__Task statement__
Could you write out the records below exactly as they appear, leaving out any pictures?
§ §
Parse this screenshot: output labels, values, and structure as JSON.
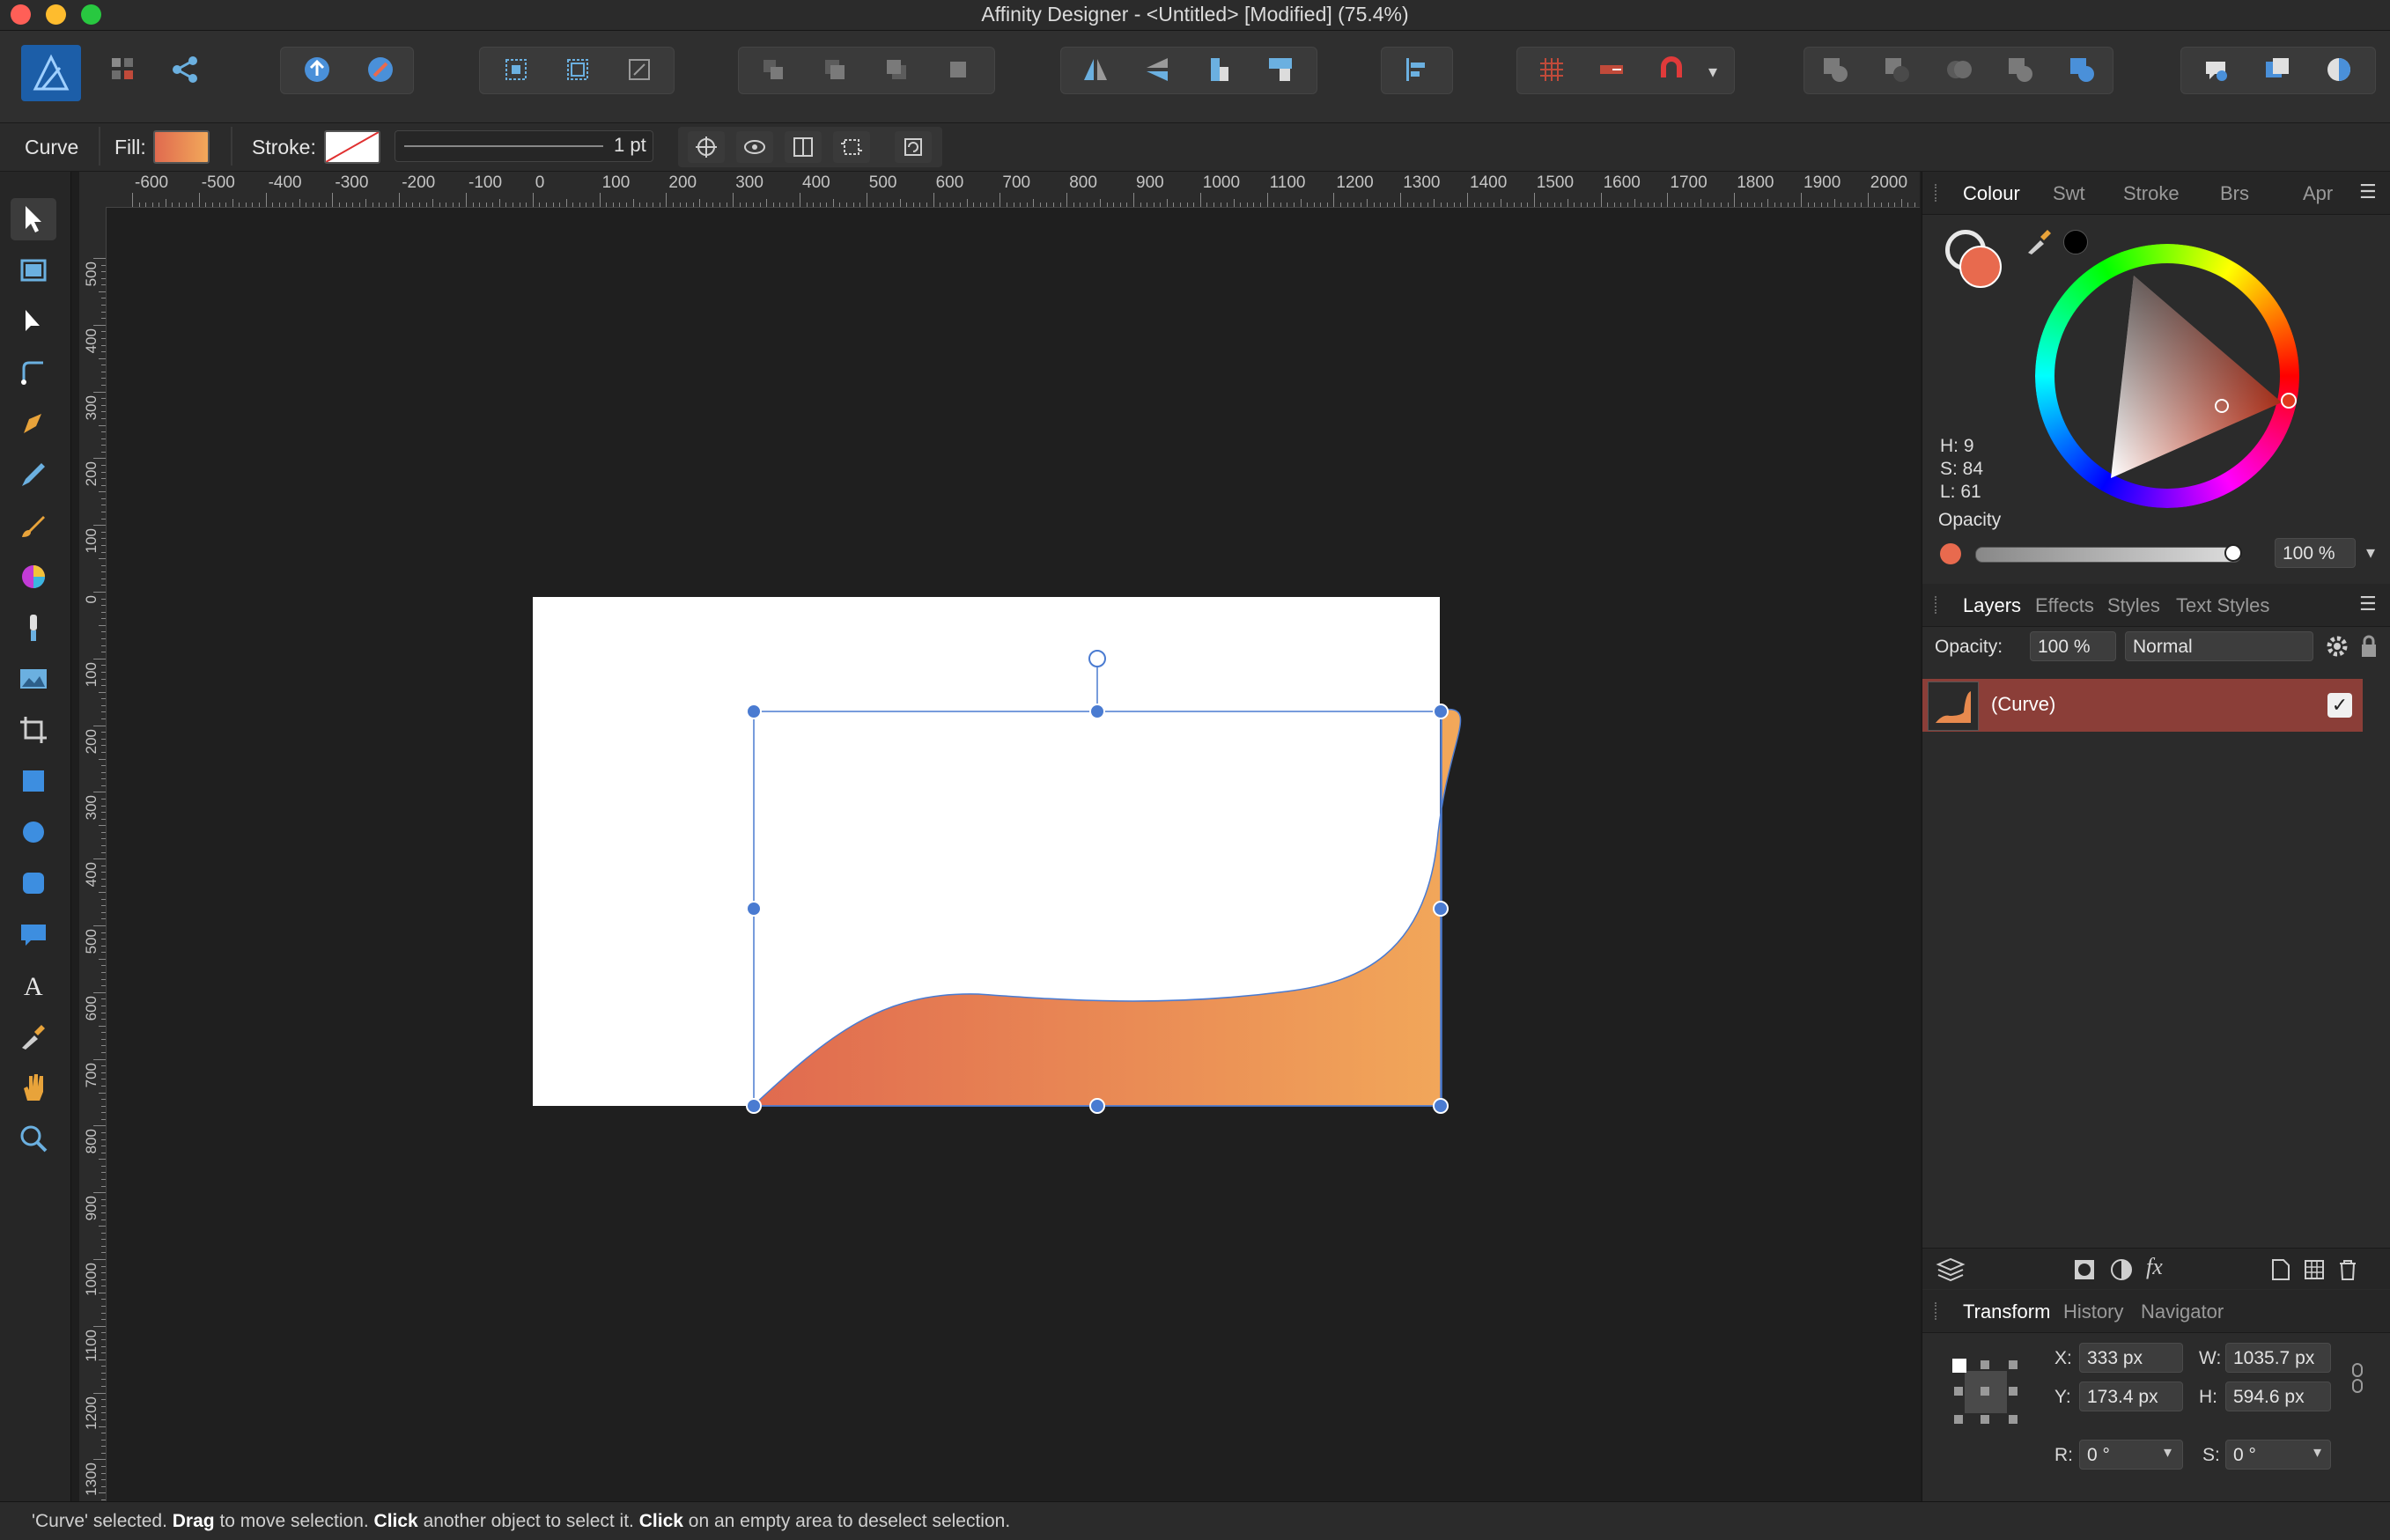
{
  "window": {
    "title": "Affinity Designer - <Untitled> [Modified] (75.4%)"
  },
  "context_bar": {
    "tool_name": "Curve",
    "fill_label": "Fill:",
    "stroke_label": "Stroke:",
    "stroke_width": "1 pt",
    "fill_color_start": "#e06a4f",
    "fill_color_end": "#f2a85a"
  },
  "ruler": {
    "unit": "px",
    "horizontal": [
      "-600",
      "-500",
      "-400",
      "-300",
      "-200",
      "-100",
      "0",
      "100",
      "200",
      "300",
      "400",
      "500",
      "600",
      "700",
      "800",
      "900",
      "1000",
      "1100",
      "1200",
      "1300",
      "1400",
      "1500",
      "1600",
      "1700",
      "1800",
      "1900",
      "2000"
    ],
    "vertical": [
      "500",
      "400",
      "300",
      "200",
      "100",
      "0",
      "100",
      "200",
      "300",
      "400",
      "500",
      "600",
      "700",
      "800",
      "900",
      "1000",
      "1100",
      "1200",
      "1300"
    ]
  },
  "tools": [
    "move-tool-icon",
    "artboard-tool-icon",
    "node-tool-icon",
    "corner-tool-icon",
    "pen-tool-icon",
    "pencil-tool-icon",
    "vector-brush-icon",
    "fill-tool-icon",
    "transparency-tool-icon",
    "place-image-icon",
    "crop-tool-icon",
    "rectangle-tool-icon",
    "ellipse-tool-icon",
    "rounded-rect-tool-icon",
    "speech-bubble-tool-icon",
    "text-tool-icon",
    "color-picker-icon",
    "hand-tool-icon",
    "zoom-tool-icon"
  ],
  "colour_panel": {
    "tabs": [
      "Colour",
      "Swt",
      "Stroke",
      "Brs",
      "Apr"
    ],
    "active_tab": "Colour",
    "h": "H: 9",
    "s": "S: 84",
    "l": "L: 61",
    "opacity_label": "Opacity",
    "opacity_value": "100 %",
    "current_color": "#e86a4e"
  },
  "layers_panel": {
    "tabs": [
      "Layers",
      "Effects",
      "Styles",
      "Text Styles"
    ],
    "active_tab": "Layers",
    "opacity_label": "Opacity:",
    "opacity_value": "100 %",
    "blend_mode": "Normal",
    "layers": [
      {
        "name": "(Curve)",
        "visible": true
      }
    ]
  },
  "transform_panel": {
    "tabs": [
      "Transform",
      "History",
      "Navigator"
    ],
    "active_tab": "Transform",
    "x_label": "X:",
    "x_value": "333 px",
    "y_label": "Y:",
    "y_value": "173.4 px",
    "w_label": "W:",
    "w_value": "1035.7 px",
    "h_label": "H:",
    "h_value": "594.6 px",
    "r_label": "R:",
    "r_value": "0 °",
    "s_label": "S:",
    "s_value": "0 °"
  },
  "status": {
    "part1": "'Curve' selected. ",
    "drag": "Drag",
    "part2": " to move selection. ",
    "click1": "Click",
    "part3": " another object to select it. ",
    "click2": "Click",
    "part4": " on an empty area to deselect selection."
  }
}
§ §
__Solution to the exercise__
Parse this screenshot: output labels, values, and structure as JSON.
{
  "window": {
    "title": "Affinity Designer - <Untitled> [Modified] (75.4%)"
  },
  "context_bar": {
    "tool_name": "Curve",
    "fill_label": "Fill:",
    "stroke_label": "Stroke:",
    "stroke_width": "1 pt",
    "fill_color_start": "#e06a4f",
    "fill_color_end": "#f2a85a"
  },
  "ruler": {
    "unit": "px",
    "horizontal": [
      "-600",
      "-500",
      "-400",
      "-300",
      "-200",
      "-100",
      "0",
      "100",
      "200",
      "300",
      "400",
      "500",
      "600",
      "700",
      "800",
      "900",
      "1000",
      "1100",
      "1200",
      "1300",
      "1400",
      "1500",
      "1600",
      "1700",
      "1800",
      "1900",
      "2000"
    ],
    "vertical": [
      "500",
      "400",
      "300",
      "200",
      "100",
      "0",
      "100",
      "200",
      "300",
      "400",
      "500",
      "600",
      "700",
      "800",
      "900",
      "1000",
      "1100",
      "1200",
      "1300"
    ]
  },
  "tools": [
    "move-tool-icon",
    "artboard-tool-icon",
    "node-tool-icon",
    "corner-tool-icon",
    "pen-tool-icon",
    "pencil-tool-icon",
    "vector-brush-icon",
    "fill-tool-icon",
    "transparency-tool-icon",
    "place-image-icon",
    "crop-tool-icon",
    "rectangle-tool-icon",
    "ellipse-tool-icon",
    "rounded-rect-tool-icon",
    "speech-bubble-tool-icon",
    "text-tool-icon",
    "color-picker-icon",
    "hand-tool-icon",
    "zoom-tool-icon"
  ],
  "colour_panel": {
    "tabs": [
      "Colour",
      "Swt",
      "Stroke",
      "Brs",
      "Apr"
    ],
    "active_tab": "Colour",
    "h": "H: 9",
    "s": "S: 84",
    "l": "L: 61",
    "opacity_label": "Opacity",
    "opacity_value": "100 %",
    "current_color": "#e86a4e"
  },
  "layers_panel": {
    "tabs": [
      "Layers",
      "Effects",
      "Styles",
      "Text Styles"
    ],
    "active_tab": "Layers",
    "opacity_label": "Opacity:",
    "opacity_value": "100 %",
    "blend_mode": "Normal",
    "layers": [
      {
        "name": "(Curve)",
        "visible": true
      }
    ]
  },
  "transform_panel": {
    "tabs": [
      "Transform",
      "History",
      "Navigator"
    ],
    "active_tab": "Transform",
    "x_label": "X:",
    "x_value": "333 px",
    "y_label": "Y:",
    "y_value": "173.4 px",
    "w_label": "W:",
    "w_value": "1035.7 px",
    "h_label": "H:",
    "h_value": "594.6 px",
    "r_label": "R:",
    "r_value": "0 °",
    "s_label": "S:",
    "s_value": "0 °"
  },
  "status": {
    "part1": "'Curve' selected. ",
    "drag": "Drag",
    "part2": " to move selection. ",
    "click1": "Click",
    "part3": " another object to select it. ",
    "click2": "Click",
    "part4": " on an empty area to deselect selection."
  }
}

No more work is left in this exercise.